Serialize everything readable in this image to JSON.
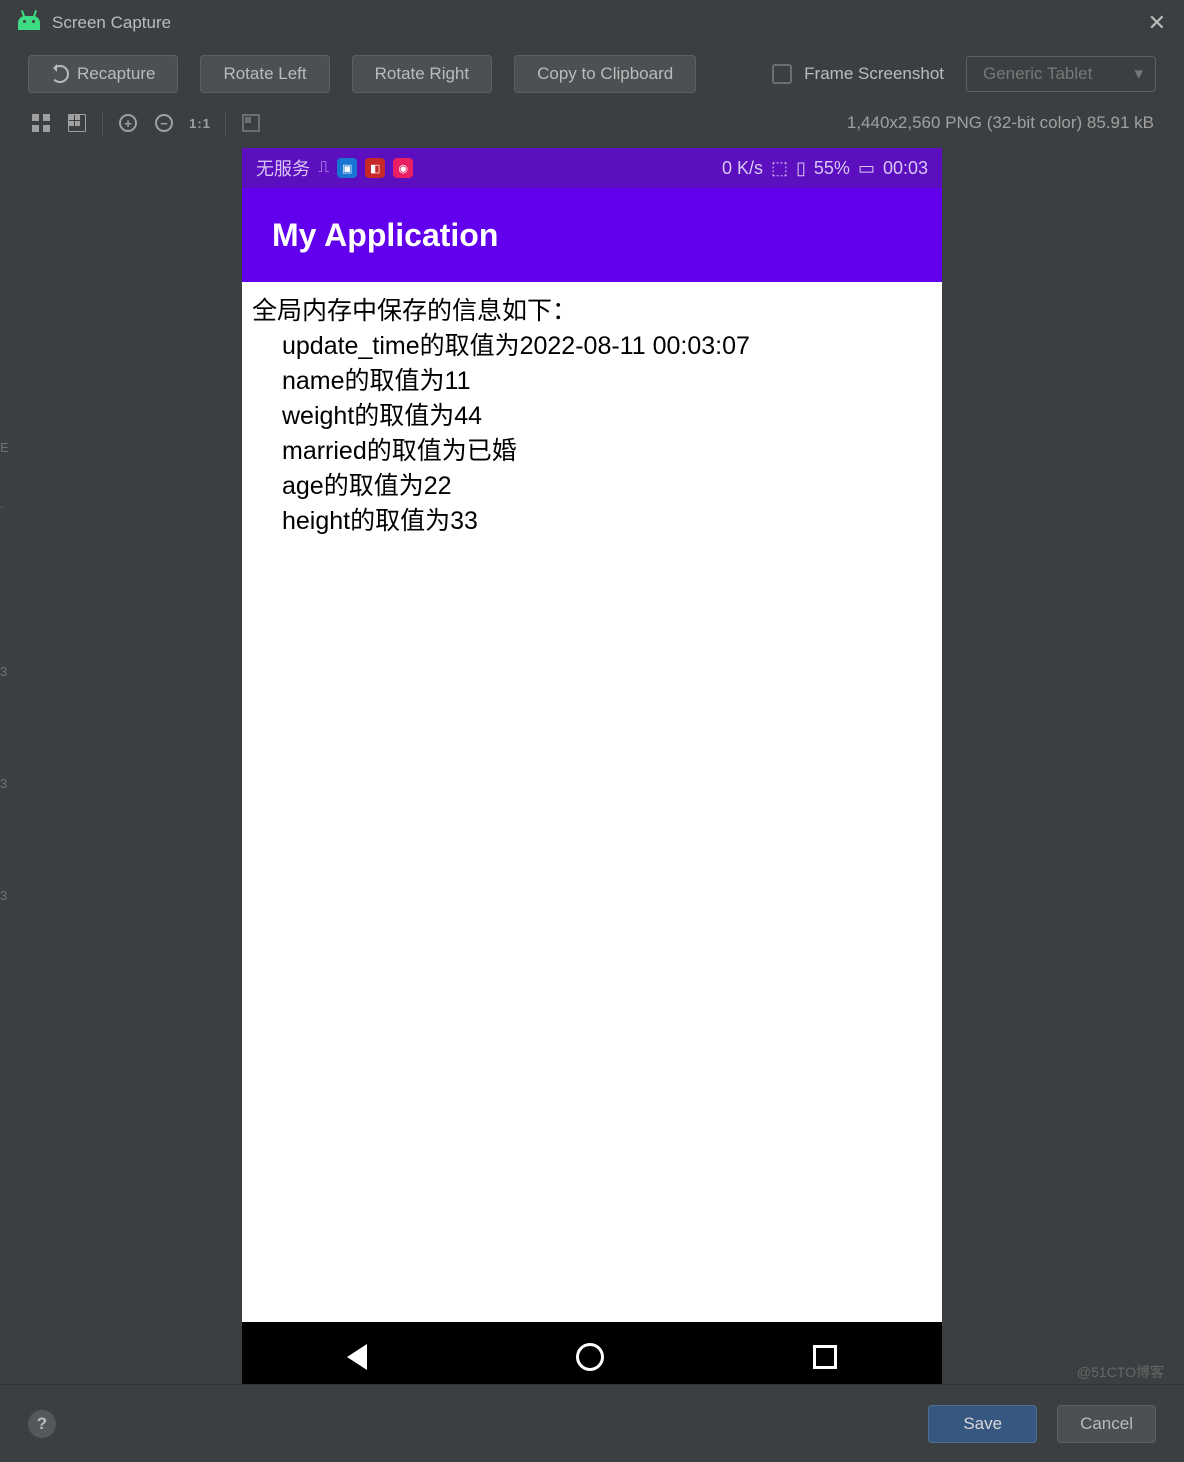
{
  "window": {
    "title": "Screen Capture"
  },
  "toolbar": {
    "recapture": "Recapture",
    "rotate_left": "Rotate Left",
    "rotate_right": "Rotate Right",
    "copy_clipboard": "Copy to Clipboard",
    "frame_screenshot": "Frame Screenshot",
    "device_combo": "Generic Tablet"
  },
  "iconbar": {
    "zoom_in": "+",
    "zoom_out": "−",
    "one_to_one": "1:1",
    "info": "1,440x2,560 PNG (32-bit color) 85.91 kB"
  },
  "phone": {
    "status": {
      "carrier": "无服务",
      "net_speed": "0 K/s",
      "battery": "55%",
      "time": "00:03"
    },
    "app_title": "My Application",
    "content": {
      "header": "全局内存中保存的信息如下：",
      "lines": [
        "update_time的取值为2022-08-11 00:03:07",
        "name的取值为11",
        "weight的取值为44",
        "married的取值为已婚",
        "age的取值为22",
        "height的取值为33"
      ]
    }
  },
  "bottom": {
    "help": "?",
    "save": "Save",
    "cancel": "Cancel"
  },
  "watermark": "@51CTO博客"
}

** SHORT PROBLEM **
Pictures don't belong in the copy. Restate all the entries exactly.

** TASK OUTPUT **
Serialize everything readable in this image to JSON.
{
  "window": {
    "title": "Screen Capture"
  },
  "toolbar": {
    "recapture": "Recapture",
    "rotate_left": "Rotate Left",
    "rotate_right": "Rotate Right",
    "copy_clipboard": "Copy to Clipboard",
    "frame_screenshot": "Frame Screenshot",
    "device_combo": "Generic Tablet"
  },
  "iconbar": {
    "zoom_in": "+",
    "zoom_out": "−",
    "one_to_one": "1:1",
    "info": "1,440x2,560 PNG (32-bit color) 85.91 kB"
  },
  "phone": {
    "status": {
      "carrier": "无服务",
      "net_speed": "0 K/s",
      "battery": "55%",
      "time": "00:03"
    },
    "app_title": "My Application",
    "content": {
      "header": "全局内存中保存的信息如下：",
      "lines": [
        "update_time的取值为2022-08-11 00:03:07",
        "name的取值为11",
        "weight的取值为44",
        "married的取值为已婚",
        "age的取值为22",
        "height的取值为33"
      ]
    }
  },
  "bottom": {
    "help": "?",
    "save": "Save",
    "cancel": "Cancel"
  },
  "watermark": "@51CTO博客"
}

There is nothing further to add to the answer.